Do not carry the pictures over; copy every other part of the entries exactly.
── Provided material
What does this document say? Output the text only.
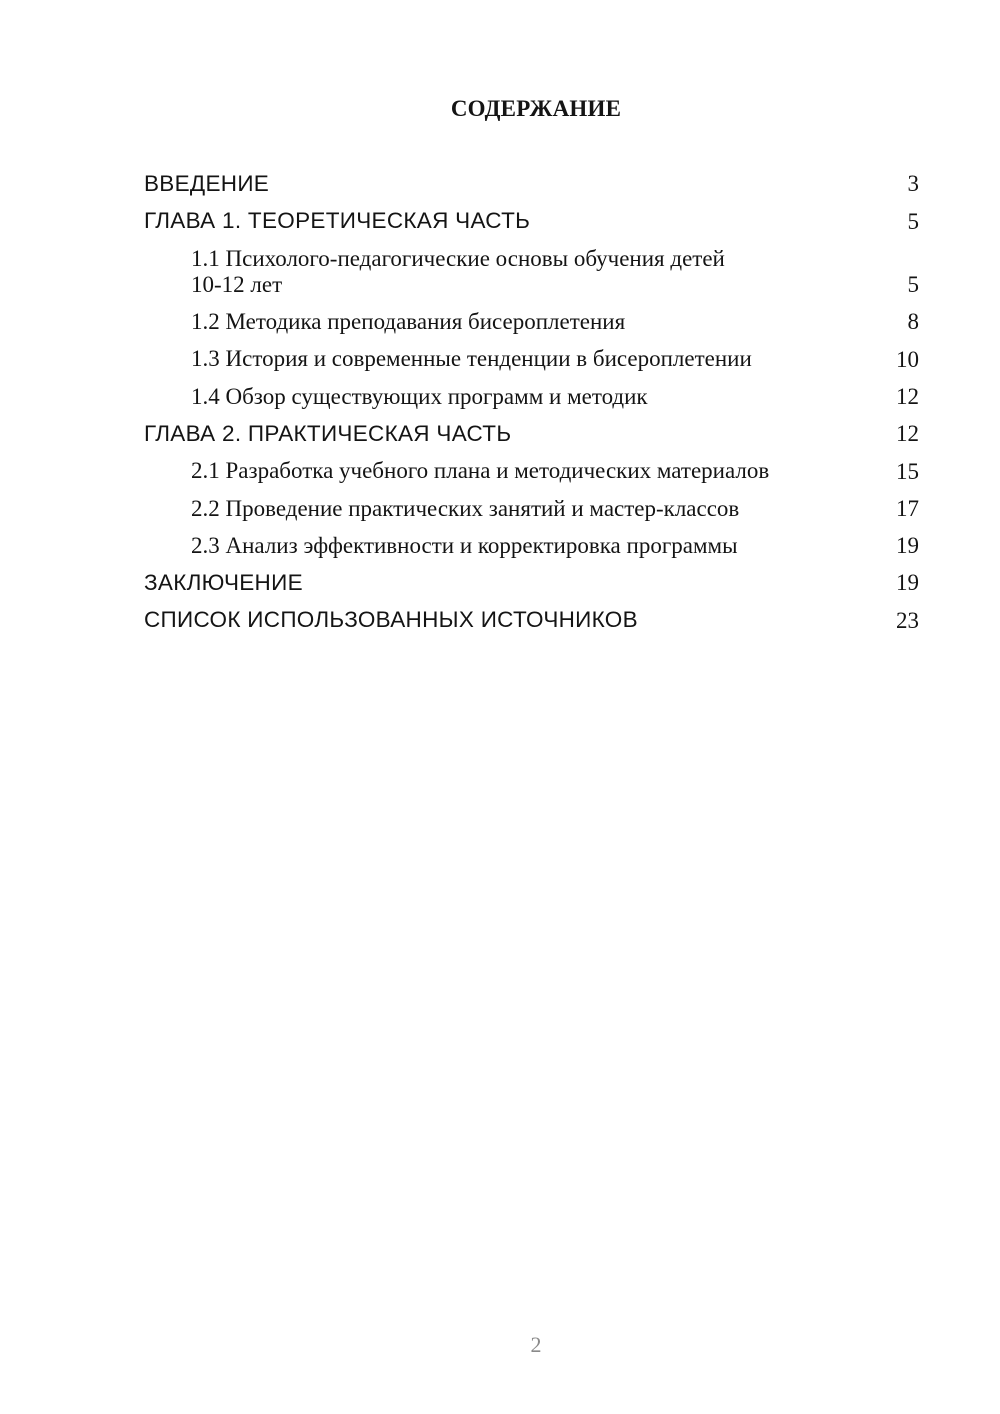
СОДЕРЖАНИЕ
ВВЕДЕНИЕ	3
ГЛАВА 1. ТЕОРЕТИЧЕСКАЯ ЧАСТЬ	5
1.1 Психолого-педагогические основы обучения детей
10-12 лет	5
1.2 Методика преподавания бисероплетения	8
1.3 История и современные тенденции в бисероплетении	10
1.4 Обзор существующих программ и методик	12
ГЛАВА 2. ПРАКТИЧЕСКАЯ ЧАСТЬ	12
2.1 Разработка учебного плана и методических материалов	15
2.2 Проведение практических занятий и мастер-классов	17
2.3 Анализ эффективности и корректировка программы	19
ЗАКЛЮЧЕНИЕ	19
СПИСОК ИСПОЛЬЗОВАННЫХ ИСТОЧНИКОВ	23
2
────
» **Reply to the task**
What does this document say? Output the text only.
СОДЕРЖАНИЕ
ВВЕДЕНИЕ	3
ГЛАВА 1. ТЕОРЕТИЧЕСКАЯ ЧАСТЬ	5
1.1 Психолого-педагогические основы обучения детей
10-12 лет	5
1.2 Методика преподавания бисероплетения	8
1.3 История и современные тенденции в бисероплетении	10
1.4 Обзор существующих программ и методик	12
ГЛАВА 2. ПРАКТИЧЕСКАЯ ЧАСТЬ	12
2.1 Разработка учебного плана и методических материалов	15
2.2 Проведение практических занятий и мастер-классов	17
2.3 Анализ эффективности и корректировка программы	19
ЗАКЛЮЧЕНИЕ	19
СПИСОК ИСПОЛЬЗОВАННЫХ ИСТОЧНИКОВ	23
2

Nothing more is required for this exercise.